──────── Task inputs
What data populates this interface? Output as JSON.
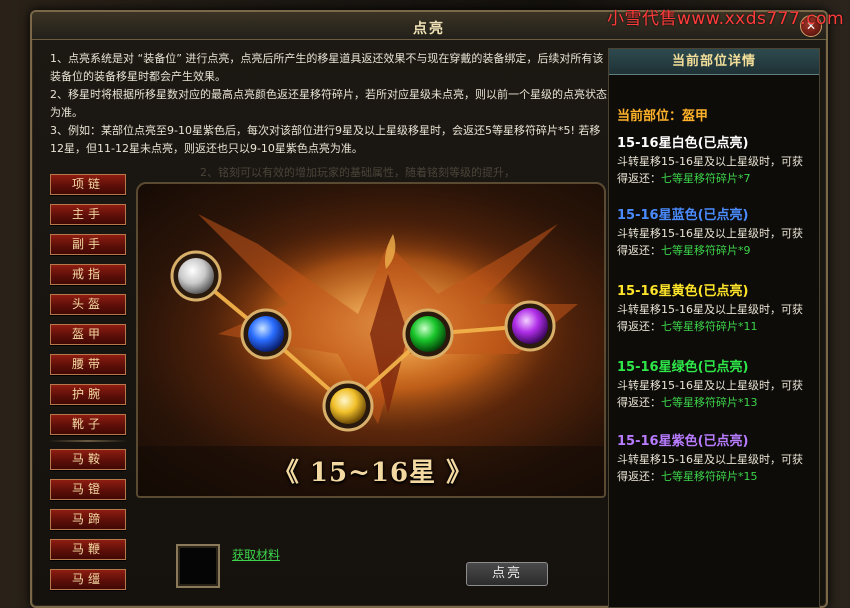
{
  "watermark": "小雪代售www.xxds777.com",
  "window": {
    "title": "点亮",
    "close_label": "✕"
  },
  "description": [
    "1、点亮系统是对 “装备位” 进行点亮，点亮后所产生的移星道具返还效果不与现在穿戴的装备绑定，后续对所有该装备位的装备移星时都会产生效果。",
    "2、移星时将根据所移星数对应的最高点亮颜色返还星移符碎片，若所对应星级未点亮，则以前一个星级的点亮状态为准。",
    "3、例如：某部位点亮至9-10星紫色后，每次对该部位进行9星及以上星级移星时，会返还5等星移符碎片*5! 若移12星，但11-12星未点亮，则返还也只以9-10星紫色点亮为准。"
  ],
  "background_hint": "2、铭刻可以有效的增加玩家的基础属性，随着铭刻等级的提升，",
  "equipment_slots": [
    "项链",
    "主手",
    "副手",
    "戒指",
    "头盔",
    "盔甲",
    "腰带",
    "护腕",
    "靴子",
    "马鞍",
    "马镫",
    "马蹄",
    "马鞭",
    "马缰"
  ],
  "scene": {
    "tier_label": "15~16星",
    "left_arrow": "《",
    "right_arrow": "》",
    "orbs": [
      "white",
      "blue",
      "yellow",
      "green",
      "purple"
    ]
  },
  "bottom": {
    "material_link": "获取材料",
    "ignite_button": "点亮"
  },
  "details": {
    "header": "当前部位详情",
    "current_part_label": "当前部位：",
    "current_part": "盔甲",
    "tiers": [
      {
        "title": "15-16星白色(已点亮)",
        "color": "#ffffff",
        "line1": "斗转星移15-16星及以上星级时，可获",
        "line2_prefix": "得返还：",
        "reward": "七等星移符碎片*7"
      },
      {
        "title": "15-16星蓝色(已点亮)",
        "color": "#4a8cff",
        "line1": "斗转星移15-16星及以上星级时，可获",
        "line2_prefix": "得返还：",
        "reward": "七等星移符碎片*9"
      },
      {
        "title": "15-16星黄色(已点亮)",
        "color": "#ffe52a",
        "line1": "斗转星移15-16星及以上星级时，可获",
        "line2_prefix": "得返还：",
        "reward": "七等星移符碎片*11"
      },
      {
        "title": "15-16星绿色(已点亮)",
        "color": "#2ee84a",
        "line1": "斗转星移15-16星及以上星级时，可获",
        "line2_prefix": "得返还：",
        "reward": "七等星移符碎片*13"
      },
      {
        "title": "15-16星紫色(已点亮)",
        "color": "#b77cff",
        "line1": "斗转星移15-16星及以上星级时，可获",
        "line2_prefix": "得返还：",
        "reward": "七等星移符碎片*15"
      }
    ]
  }
}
────────────────
**Aim:**
Copy the whole listing above word for word but do not carry over the pictures.

**Exercise result:**
What data populates this interface? Output as JSON.
{
  "watermark": "小雪代售www.xxds777.com",
  "window": {
    "title": "点亮",
    "close_label": "✕"
  },
  "description": [
    "1、点亮系统是对 “装备位” 进行点亮，点亮后所产生的移星道具返还效果不与现在穿戴的装备绑定，后续对所有该装备位的装备移星时都会产生效果。",
    "2、移星时将根据所移星数对应的最高点亮颜色返还星移符碎片，若所对应星级未点亮，则以前一个星级的点亮状态为准。",
    "3、例如：某部位点亮至9-10星紫色后，每次对该部位进行9星及以上星级移星时，会返还5等星移符碎片*5! 若移12星，但11-12星未点亮，则返还也只以9-10星紫色点亮为准。"
  ],
  "background_hint": "2、铭刻可以有效的增加玩家的基础属性，随着铭刻等级的提升，",
  "equipment_slots": [
    "项链",
    "主手",
    "副手",
    "戒指",
    "头盔",
    "盔甲",
    "腰带",
    "护腕",
    "靴子",
    "马鞍",
    "马镫",
    "马蹄",
    "马鞭",
    "马缰"
  ],
  "scene": {
    "tier_label": "15~16星",
    "left_arrow": "《",
    "right_arrow": "》",
    "orbs": [
      "white",
      "blue",
      "yellow",
      "green",
      "purple"
    ]
  },
  "bottom": {
    "material_link": "获取材料",
    "ignite_button": "点亮"
  },
  "details": {
    "header": "当前部位详情",
    "current_part_label": "当前部位：",
    "current_part": "盔甲",
    "tiers": [
      {
        "title": "15-16星白色(已点亮)",
        "color": "#ffffff",
        "line1": "斗转星移15-16星及以上星级时，可获",
        "line2_prefix": "得返还：",
        "reward": "七等星移符碎片*7"
      },
      {
        "title": "15-16星蓝色(已点亮)",
        "color": "#4a8cff",
        "line1": "斗转星移15-16星及以上星级时，可获",
        "line2_prefix": "得返还：",
        "reward": "七等星移符碎片*9"
      },
      {
        "title": "15-16星黄色(已点亮)",
        "color": "#ffe52a",
        "line1": "斗转星移15-16星及以上星级时，可获",
        "line2_prefix": "得返还：",
        "reward": "七等星移符碎片*11"
      },
      {
        "title": "15-16星绿色(已点亮)",
        "color": "#2ee84a",
        "line1": "斗转星移15-16星及以上星级时，可获",
        "line2_prefix": "得返还：",
        "reward": "七等星移符碎片*13"
      },
      {
        "title": "15-16星紫色(已点亮)",
        "color": "#b77cff",
        "line1": "斗转星移15-16星及以上星级时，可获",
        "line2_prefix": "得返还：",
        "reward": "七等星移符碎片*15"
      }
    ]
  }
}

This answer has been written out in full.